**Text**.
%%

Director: Carlos Tobalina
Vinegar Syndrome

John Holmes snorts blow in eighteenth century France in a pair of oddball period pieces that could only have been made by Carlos Tobalina.

In THE NEW EROTIC ADVENTURES OF CASANOVA, the great lover Giacomo Casanova (Holmes) is challenged to a duel by the jealous Colonel Zatzki (Will Verdi) – in what looks like the Florida Everglades rather than eighteenth century France – for the hand of Lady Angie (Jane Goodman). Casanova prevails but he really only wants to bed Lady Angie before being called away on business (i.e. deflowering a trio of saucy sisters). Two hundred years later, Casanova's direct ancestor John (guess who?) has sold off the ancestral home crumbling away on his California ranch. He stops by the local antique store that bought the house's furniture for a memento and is given a box containing correspondence from Casanova as well as a bottle of cologne used to scent his love letters (what antiques dealer would let that slip through his fingers?) John tries on the cologne and soon finds women irresistibly drawn to him, starting with FANTASTIC ORGY's Iris Medina as a hotel maid who sniffs his jacket. When he arrives at the ranch and meets up with partner Paul (Peter Johns, ORIENTAL BABYSITTER) and his extended family, he tells them about the cologne and lets them all get a whiff. That night, it's musical beds as Paul's wife Jane (Tracy O'Neil, THE OTHER SIDE OF JULIE) sneaks into John's bed and then caretaker Bill (John Seeman, BABY ROSEMARY), housekeeper Rose (Suzanne French, UNDULATIONS) keeps Paul company, daughter Ann (Maureen Spring, SEXWORLD) rides her brother George (Blair Harris, CHAMPAGNE FOR BREAKFAST) on the sofa before jumping John while George gets it on with sister Mary (Phaedra Grant, BOILING POINT). Other permutations follow and John eventually has his way with all of Paul's daughters, his wife, his mistress, and soon finds himself on the business end of pistol like his ancestor many times before.

If you thought Ulli Lommel's BOOGEYMAN II was the sequel with the most recycled footage, you haven't seen Carlos Tobalina's CASANOVA II. The sequel takes off where the first film left off in both the eighteenth century and modern day settings. After having slain Colonel Zatzki and had his way with Lady Angie, Casanova runs into three of Zatzki's friends who challenge him to a three against one duel. Casanova slays two and wounds the third who he discovers is a woman (Cathy Linger). He takes her to a nearby cottage and is instructed by the doctor (Bob Dwyer) to make the gravely wounded girl's last moments as happy as possible, which he does with the help of gypsy Myra (Bridgette Felina). Against expectations, the girl survives and gives birth to a son who would become Don Juan (Bjorn Beck, Scandinavian but only slightly less wooden alternative to Tobalina's moonlighting cameraman Fernando Fortes). Don Juan learns swordplay under Count de la Riva (Tobalina himself) but seems to have inherited what comes naturally from his absent father as he deflowers two sets of sisters – including ORIENTAL HAWAII's Danielle and CATHOUSE FEVER's Rhonda Jo Petty – on his way to do a favor for the gay Count de Leon (Rick Ardon, RHINESTONE COWGIRLS) by siring an heir with his wife Isabella (Jesie St. James, HOT LEGS). The aforementioned heir heads to America and somewhere down the line a descendent spurts forth John (Holmes again) who convinces his psychiatrist Dr. Sharpe (Susan Silver) that his ancestral musk is responsible for his sexual compulsions (including his recent rogering of his partner's family). After sampling both cologne and John (an insert with a mismatched actress), Sharpe hits upon the idea to market the scent as a sexual aid (cue a perfunctorily-shot orgy scene that leads to top scientific endorsements). The plan is hugely successful to the point that the national news – anchored by DRACULA SUCKS' William Margold, DEEP JAWS' Ann Perry, and that creepy chick from UNDULATIONS Maria Pia – have nothing to report on but sex since scientific developments, sports games, and various international conflicts have all been shunted aside for fucking as the weatherman (Bill Kaye, MARILYN AND THE SENATOR and THE CORPSE GRINDERS) reports: "The cunt-try is wet!"

%%

**Information given**.

%%

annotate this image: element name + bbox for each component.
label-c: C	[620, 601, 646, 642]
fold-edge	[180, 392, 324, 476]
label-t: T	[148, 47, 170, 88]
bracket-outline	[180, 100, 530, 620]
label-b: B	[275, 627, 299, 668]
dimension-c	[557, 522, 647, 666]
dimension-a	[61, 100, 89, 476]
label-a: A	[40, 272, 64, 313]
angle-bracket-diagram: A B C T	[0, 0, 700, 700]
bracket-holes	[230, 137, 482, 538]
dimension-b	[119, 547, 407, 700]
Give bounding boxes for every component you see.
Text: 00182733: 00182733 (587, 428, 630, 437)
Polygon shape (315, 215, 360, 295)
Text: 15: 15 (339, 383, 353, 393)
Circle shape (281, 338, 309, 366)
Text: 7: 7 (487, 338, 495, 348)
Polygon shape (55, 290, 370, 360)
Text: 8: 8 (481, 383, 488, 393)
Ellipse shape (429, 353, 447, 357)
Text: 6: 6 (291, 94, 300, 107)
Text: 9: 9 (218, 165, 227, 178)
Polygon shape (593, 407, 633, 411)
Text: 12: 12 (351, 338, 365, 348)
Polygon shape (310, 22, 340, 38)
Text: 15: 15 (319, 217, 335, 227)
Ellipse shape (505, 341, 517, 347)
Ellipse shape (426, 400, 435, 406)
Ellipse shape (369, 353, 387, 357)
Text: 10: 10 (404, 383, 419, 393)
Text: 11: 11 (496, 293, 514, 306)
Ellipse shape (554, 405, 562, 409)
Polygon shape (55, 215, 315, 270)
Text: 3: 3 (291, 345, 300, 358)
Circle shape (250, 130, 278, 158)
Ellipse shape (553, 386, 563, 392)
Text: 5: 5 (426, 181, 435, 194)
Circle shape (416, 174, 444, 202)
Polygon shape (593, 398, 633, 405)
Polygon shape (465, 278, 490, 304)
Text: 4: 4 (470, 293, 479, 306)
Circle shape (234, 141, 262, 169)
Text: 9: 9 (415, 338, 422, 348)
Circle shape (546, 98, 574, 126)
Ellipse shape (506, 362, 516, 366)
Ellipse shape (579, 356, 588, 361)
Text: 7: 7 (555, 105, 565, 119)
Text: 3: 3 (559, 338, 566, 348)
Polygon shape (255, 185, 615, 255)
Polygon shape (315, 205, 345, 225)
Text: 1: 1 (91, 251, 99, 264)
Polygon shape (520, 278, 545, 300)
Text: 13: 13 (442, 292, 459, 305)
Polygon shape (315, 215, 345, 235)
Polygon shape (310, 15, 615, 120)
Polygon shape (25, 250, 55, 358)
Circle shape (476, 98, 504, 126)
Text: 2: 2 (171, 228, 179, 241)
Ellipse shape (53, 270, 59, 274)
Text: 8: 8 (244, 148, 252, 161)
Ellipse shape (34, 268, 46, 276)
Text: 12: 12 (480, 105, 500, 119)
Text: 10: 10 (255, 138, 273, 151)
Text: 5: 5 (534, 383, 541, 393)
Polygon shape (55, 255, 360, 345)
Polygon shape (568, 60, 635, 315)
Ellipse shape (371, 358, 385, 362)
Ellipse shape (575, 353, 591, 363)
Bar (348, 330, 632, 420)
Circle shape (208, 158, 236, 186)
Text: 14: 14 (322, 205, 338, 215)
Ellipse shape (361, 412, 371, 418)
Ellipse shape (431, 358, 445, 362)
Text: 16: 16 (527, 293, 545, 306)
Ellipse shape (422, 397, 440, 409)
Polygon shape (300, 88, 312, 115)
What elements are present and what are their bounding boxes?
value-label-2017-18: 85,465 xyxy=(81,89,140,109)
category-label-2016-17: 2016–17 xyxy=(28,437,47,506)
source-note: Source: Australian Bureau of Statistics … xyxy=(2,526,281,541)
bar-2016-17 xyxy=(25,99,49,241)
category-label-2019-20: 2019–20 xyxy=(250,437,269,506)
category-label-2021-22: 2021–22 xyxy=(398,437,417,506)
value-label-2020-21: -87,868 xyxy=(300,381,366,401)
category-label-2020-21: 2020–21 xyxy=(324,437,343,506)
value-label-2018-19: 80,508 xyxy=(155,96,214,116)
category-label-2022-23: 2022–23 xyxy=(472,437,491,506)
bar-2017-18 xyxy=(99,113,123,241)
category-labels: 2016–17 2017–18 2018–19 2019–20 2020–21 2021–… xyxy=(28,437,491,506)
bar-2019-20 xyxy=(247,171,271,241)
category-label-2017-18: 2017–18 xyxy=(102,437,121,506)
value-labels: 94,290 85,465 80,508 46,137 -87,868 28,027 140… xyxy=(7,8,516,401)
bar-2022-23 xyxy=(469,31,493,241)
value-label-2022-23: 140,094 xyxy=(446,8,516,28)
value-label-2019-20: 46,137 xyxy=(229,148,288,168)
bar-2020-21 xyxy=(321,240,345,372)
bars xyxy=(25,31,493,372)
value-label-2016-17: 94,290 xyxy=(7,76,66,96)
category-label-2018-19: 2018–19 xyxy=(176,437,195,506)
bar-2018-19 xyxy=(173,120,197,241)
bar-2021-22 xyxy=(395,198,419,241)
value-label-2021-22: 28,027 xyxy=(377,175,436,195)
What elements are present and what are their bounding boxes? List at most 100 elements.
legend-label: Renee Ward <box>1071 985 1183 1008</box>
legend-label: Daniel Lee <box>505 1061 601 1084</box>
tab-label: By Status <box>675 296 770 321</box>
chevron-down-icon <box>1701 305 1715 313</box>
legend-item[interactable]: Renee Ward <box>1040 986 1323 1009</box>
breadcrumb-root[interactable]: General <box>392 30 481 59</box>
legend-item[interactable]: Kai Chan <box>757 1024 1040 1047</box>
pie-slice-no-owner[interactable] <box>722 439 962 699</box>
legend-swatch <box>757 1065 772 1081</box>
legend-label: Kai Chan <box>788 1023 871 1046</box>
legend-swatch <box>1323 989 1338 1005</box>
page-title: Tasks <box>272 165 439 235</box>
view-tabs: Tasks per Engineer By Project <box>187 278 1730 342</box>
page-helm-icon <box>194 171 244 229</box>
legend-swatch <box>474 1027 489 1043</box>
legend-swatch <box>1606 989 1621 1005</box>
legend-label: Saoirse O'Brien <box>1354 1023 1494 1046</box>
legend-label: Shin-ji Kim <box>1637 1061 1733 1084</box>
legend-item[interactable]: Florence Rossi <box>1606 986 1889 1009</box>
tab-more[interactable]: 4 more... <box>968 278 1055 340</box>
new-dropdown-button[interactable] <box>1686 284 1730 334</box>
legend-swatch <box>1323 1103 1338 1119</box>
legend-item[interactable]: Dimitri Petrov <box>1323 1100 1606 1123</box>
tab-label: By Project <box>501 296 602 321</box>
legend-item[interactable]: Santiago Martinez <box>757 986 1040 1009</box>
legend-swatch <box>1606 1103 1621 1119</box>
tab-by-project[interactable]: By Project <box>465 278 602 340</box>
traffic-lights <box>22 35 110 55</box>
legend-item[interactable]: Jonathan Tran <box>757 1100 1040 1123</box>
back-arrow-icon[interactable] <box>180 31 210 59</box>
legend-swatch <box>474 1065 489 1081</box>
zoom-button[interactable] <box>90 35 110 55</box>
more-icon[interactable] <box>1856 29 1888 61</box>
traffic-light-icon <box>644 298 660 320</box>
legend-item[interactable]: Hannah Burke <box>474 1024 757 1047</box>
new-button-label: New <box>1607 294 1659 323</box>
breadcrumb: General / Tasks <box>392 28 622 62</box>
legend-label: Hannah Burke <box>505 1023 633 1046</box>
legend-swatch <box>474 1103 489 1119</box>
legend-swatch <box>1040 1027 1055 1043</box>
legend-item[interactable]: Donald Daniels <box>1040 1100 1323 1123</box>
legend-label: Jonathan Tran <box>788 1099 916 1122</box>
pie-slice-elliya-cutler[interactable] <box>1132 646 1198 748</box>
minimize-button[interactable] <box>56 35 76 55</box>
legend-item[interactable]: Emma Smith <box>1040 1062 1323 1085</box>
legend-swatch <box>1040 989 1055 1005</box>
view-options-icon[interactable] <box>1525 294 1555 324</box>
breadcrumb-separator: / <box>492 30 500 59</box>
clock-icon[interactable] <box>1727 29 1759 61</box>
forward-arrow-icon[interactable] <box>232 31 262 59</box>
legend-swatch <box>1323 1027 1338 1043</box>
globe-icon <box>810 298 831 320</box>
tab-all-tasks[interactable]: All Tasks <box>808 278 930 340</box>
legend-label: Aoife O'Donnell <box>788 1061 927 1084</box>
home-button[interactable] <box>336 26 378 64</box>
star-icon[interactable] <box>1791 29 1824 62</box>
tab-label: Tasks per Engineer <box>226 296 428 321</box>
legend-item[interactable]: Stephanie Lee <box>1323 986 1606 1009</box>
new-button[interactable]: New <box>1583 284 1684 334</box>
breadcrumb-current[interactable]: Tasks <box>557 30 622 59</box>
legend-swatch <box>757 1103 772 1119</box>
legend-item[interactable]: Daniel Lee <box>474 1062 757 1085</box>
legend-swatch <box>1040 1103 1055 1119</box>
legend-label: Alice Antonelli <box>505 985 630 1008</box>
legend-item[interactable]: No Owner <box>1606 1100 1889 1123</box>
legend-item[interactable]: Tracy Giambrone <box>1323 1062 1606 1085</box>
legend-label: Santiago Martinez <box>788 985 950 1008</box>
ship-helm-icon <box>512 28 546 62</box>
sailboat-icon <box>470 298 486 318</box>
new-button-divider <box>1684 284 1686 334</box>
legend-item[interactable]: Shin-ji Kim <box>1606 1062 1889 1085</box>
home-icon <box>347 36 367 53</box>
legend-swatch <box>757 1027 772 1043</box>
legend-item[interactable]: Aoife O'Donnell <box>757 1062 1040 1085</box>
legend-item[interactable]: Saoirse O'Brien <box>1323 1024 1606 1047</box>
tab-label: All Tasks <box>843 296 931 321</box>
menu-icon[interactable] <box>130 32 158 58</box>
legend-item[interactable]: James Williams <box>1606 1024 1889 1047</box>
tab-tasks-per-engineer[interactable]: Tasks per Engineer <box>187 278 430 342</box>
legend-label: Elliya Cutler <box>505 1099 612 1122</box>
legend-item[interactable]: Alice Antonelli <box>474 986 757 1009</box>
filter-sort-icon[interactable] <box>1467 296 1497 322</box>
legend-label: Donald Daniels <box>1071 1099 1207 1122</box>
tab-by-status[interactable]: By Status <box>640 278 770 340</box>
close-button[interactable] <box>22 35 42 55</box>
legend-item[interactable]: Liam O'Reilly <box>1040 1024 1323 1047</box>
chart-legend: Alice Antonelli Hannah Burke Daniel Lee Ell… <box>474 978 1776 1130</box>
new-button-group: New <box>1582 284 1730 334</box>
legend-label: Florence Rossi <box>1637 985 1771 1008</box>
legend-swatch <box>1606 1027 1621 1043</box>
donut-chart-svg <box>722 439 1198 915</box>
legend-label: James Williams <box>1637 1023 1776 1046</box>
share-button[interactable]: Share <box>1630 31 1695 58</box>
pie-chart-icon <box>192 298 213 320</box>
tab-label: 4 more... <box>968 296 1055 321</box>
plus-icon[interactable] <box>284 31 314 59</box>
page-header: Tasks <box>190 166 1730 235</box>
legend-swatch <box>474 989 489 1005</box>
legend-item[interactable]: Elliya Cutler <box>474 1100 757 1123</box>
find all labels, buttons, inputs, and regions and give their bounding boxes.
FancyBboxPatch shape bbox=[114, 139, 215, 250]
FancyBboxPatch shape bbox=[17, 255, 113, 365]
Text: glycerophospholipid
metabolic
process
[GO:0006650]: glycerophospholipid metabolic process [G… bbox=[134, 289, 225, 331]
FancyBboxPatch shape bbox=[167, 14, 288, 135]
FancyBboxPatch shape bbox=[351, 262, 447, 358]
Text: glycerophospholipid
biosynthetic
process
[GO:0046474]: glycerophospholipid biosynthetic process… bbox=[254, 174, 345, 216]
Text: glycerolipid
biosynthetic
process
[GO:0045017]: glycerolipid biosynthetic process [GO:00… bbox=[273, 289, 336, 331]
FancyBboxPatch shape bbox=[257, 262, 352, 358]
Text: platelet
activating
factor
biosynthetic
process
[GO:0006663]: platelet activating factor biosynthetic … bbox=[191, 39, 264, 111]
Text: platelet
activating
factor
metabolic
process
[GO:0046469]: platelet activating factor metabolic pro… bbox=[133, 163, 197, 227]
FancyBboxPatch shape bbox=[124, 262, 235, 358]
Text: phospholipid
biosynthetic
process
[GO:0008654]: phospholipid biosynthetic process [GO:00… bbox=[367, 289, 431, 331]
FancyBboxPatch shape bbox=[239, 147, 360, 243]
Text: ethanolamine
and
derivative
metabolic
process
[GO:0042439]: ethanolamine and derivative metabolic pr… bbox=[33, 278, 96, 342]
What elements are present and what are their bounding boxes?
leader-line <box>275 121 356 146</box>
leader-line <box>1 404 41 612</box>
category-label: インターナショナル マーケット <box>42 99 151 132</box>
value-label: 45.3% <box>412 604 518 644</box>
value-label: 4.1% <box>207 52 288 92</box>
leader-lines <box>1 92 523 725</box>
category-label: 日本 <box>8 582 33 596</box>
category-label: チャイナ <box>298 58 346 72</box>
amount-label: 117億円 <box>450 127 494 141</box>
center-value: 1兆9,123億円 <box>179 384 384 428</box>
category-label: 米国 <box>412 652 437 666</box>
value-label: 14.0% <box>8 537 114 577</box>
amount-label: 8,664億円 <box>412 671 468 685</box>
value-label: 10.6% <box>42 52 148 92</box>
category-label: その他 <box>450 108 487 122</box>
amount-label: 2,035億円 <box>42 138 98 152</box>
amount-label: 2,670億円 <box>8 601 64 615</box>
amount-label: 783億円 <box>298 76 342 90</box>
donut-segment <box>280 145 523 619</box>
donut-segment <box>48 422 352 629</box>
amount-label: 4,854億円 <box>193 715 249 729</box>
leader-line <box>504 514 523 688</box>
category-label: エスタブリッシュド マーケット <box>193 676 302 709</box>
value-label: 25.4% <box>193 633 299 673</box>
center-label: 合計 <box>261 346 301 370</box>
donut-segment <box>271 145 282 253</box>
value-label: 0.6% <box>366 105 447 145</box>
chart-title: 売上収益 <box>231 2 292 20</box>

%%

**Parts of the exercise**.
1. From the film review, reproduce word for word the part that opens with the words "Director: Carlos Tobalina" and closes with "by Carlos Tobalina.".
2. According to the film review, who plays Count de la Riva, the man who teaches Don Juan swordplay?

**Solutions**.
1.
Director: Carlos Tobalina
Vinegar Syndrome

John Holmes snorts blow in eighteenth century France in a pair of oddball period pieces that could only have been made by Carlos Tobalina.

2. Carlos Tobalina himself.